START MATERIAL
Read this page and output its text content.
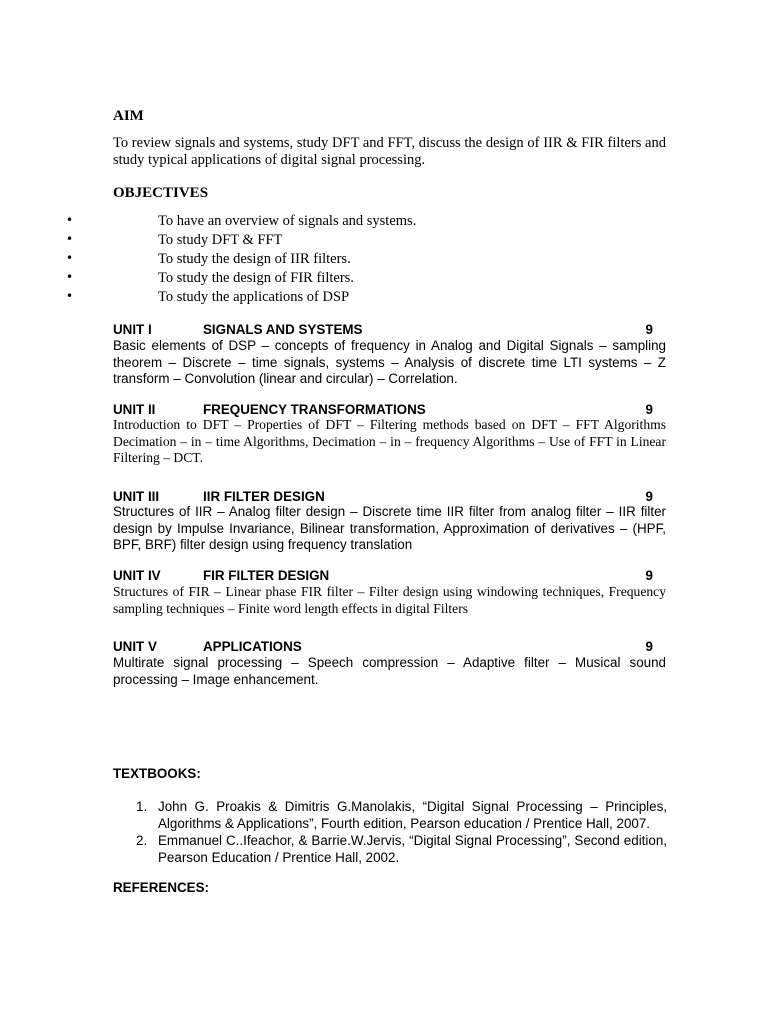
AIM
To review signals and systems, study DFT and FFT, discuss the design of IIR & FIR filters and study typical applications of digital signal processing.
OBJECTIVES
•	To have an overview of signals and systems.
•	To study DFT & FFT
•	To study the design of IIR filters.
•	To study the design of FIR filters.
•	To study the applications of DSP
UNIT I	SIGNALS AND SYSTEMS	9
Basic elements of DSP – concepts of frequency in Analog and Digital Signals – sampling theorem – Discrete – time signals, systems – Analysis of discrete time LTI systems – Z transform – Convolution (linear and circular) – Correlation.
UNIT II	FREQUENCY TRANSFORMATIONS	9
Introduction to DFT – Properties of DFT – Filtering methods based on DFT – FFT Algorithms Decimation – in – time Algorithms, Decimation – in – frequency Algorithms – Use of FFT in Linear Filtering – DCT.
UNIT III	IIR FILTER DESIGN	9
Structures of IIR – Analog filter design – Discrete time IIR filter from analog filter – IIR filter design by Impulse Invariance, Bilinear transformation, Approximation of derivatives – (HPF, BPF, BRF) filter design using frequency translation
UNIT IV	FIR FILTER DESIGN	9
Structures of FIR – Linear phase FIR filter – Filter design using windowing techniques, Frequency sampling techniques – Finite word length effects in digital Filters
UNIT V	APPLICATIONS	9
Multirate signal processing – Speech compression – Adaptive filter – Musical sound processing – Image enhancement.
TEXTBOOKS:
1. John G. Proakis & Dimitris G.Manolakis, “Digital Signal Processing – Principles, Algorithms & Applications”, Fourth edition, Pearson education / Prentice Hall, 2007.
2. Emmanuel C..Ifeachor, & Barrie.W.Jervis, “Digital Signal Processing”, Second edition, Pearson Education / Prentice Hall, 2002.
REFERENCES:
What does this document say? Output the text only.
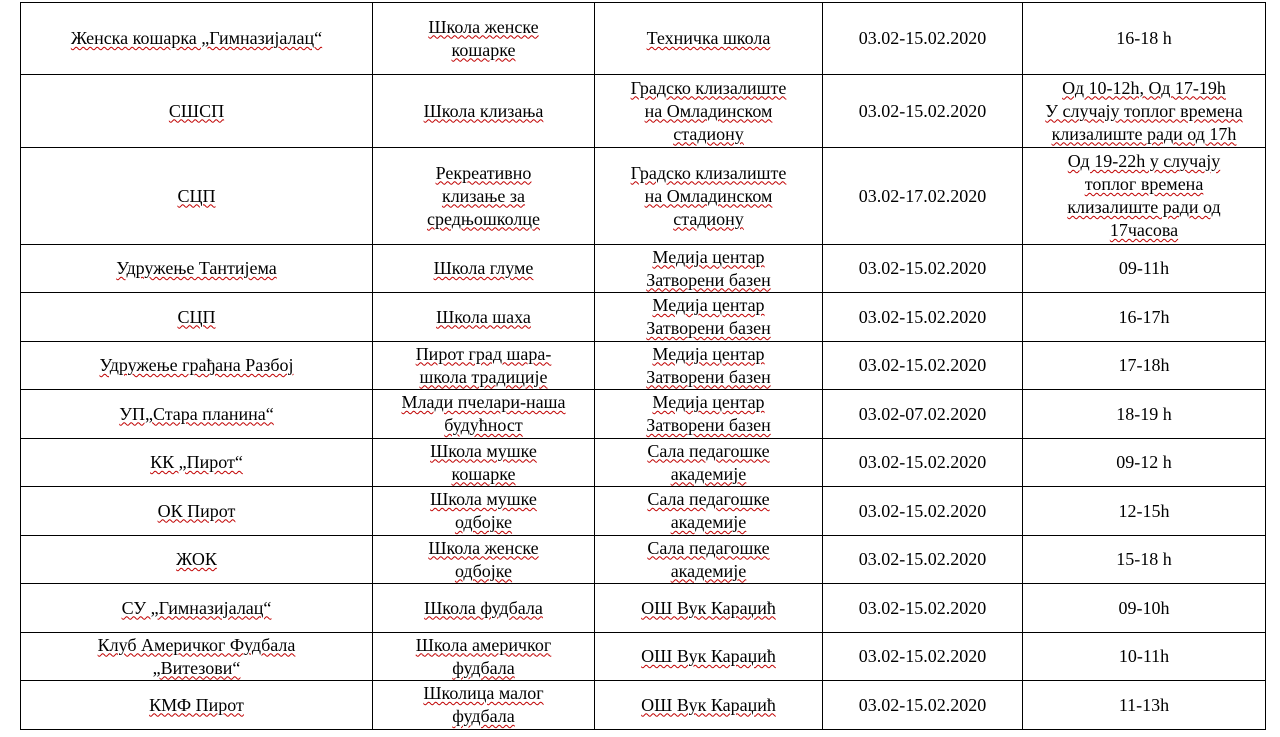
Женска кошарка „Гимназијалац“	Школа женске
кошарке	Техничка школа	03.02-15.02.2020	16-18 h
СШСП	Школа клизања	Градско клизалиште
на Омладинском
стадиону	03.02-15.02.2020	Од 10-12h, Од 17-19h
У случају топлог времена
клизалиште ради од 17h
СЦП	Рекреативно
клизање за
средњошколце	Градско клизалиште
на Омладинском
стадиону	03.02-17.02.2020	Од 19-22h у случају
топлог времена
клизалиште ради од
17часова
Удружење Тантијема	Школа глуме	Медија центар
Затворени базен	03.02-15.02.2020	09-11h
СЦП	Школа шаха	Медија центар
Затворени базен	03.02-15.02.2020	16-17h
Удружење грађана Разбој	Пирот град шара-
школа традиције	Медија центар
Затворени базен	03.02-15.02.2020	17-18h
УП„Стара планина“	Млади пчелари-наша
будућност	Медија центар
Затворени базен	03.02-07.02.2020	18-19 h
КК „Пирот“	Школа мушке
кошарке	Сала педагошке
академије	03.02-15.02.2020	09-12 h
ОК Пирот	Школа мушке
одбојке	Сала педагошке
академије	03.02-15.02.2020	12-15h
ЖОК	Школа женске
одбојке	Сала педагошке
академије	03.02-15.02.2020	15-18 h
СУ „Гимназијалац“	Школа фудбала	ОШ Вук Караџић	03.02-15.02.2020	09-10h
Клуб Америчког Фудбала
„Витезови“	Школа америчког
фудбала	ОШ Вук Караџић	03.02-15.02.2020	10-11h
КМФ Пирот	Школица малог
фудбала	ОШ Вук Караџић	03.02-15.02.2020	11-13h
END MATERIAL
**STATED GOAL:** Reproduce every line from the entries that holds the word "this".

**WORKED ANSWER:**
Read this page and output its text content.
What does this document say? Output the text only.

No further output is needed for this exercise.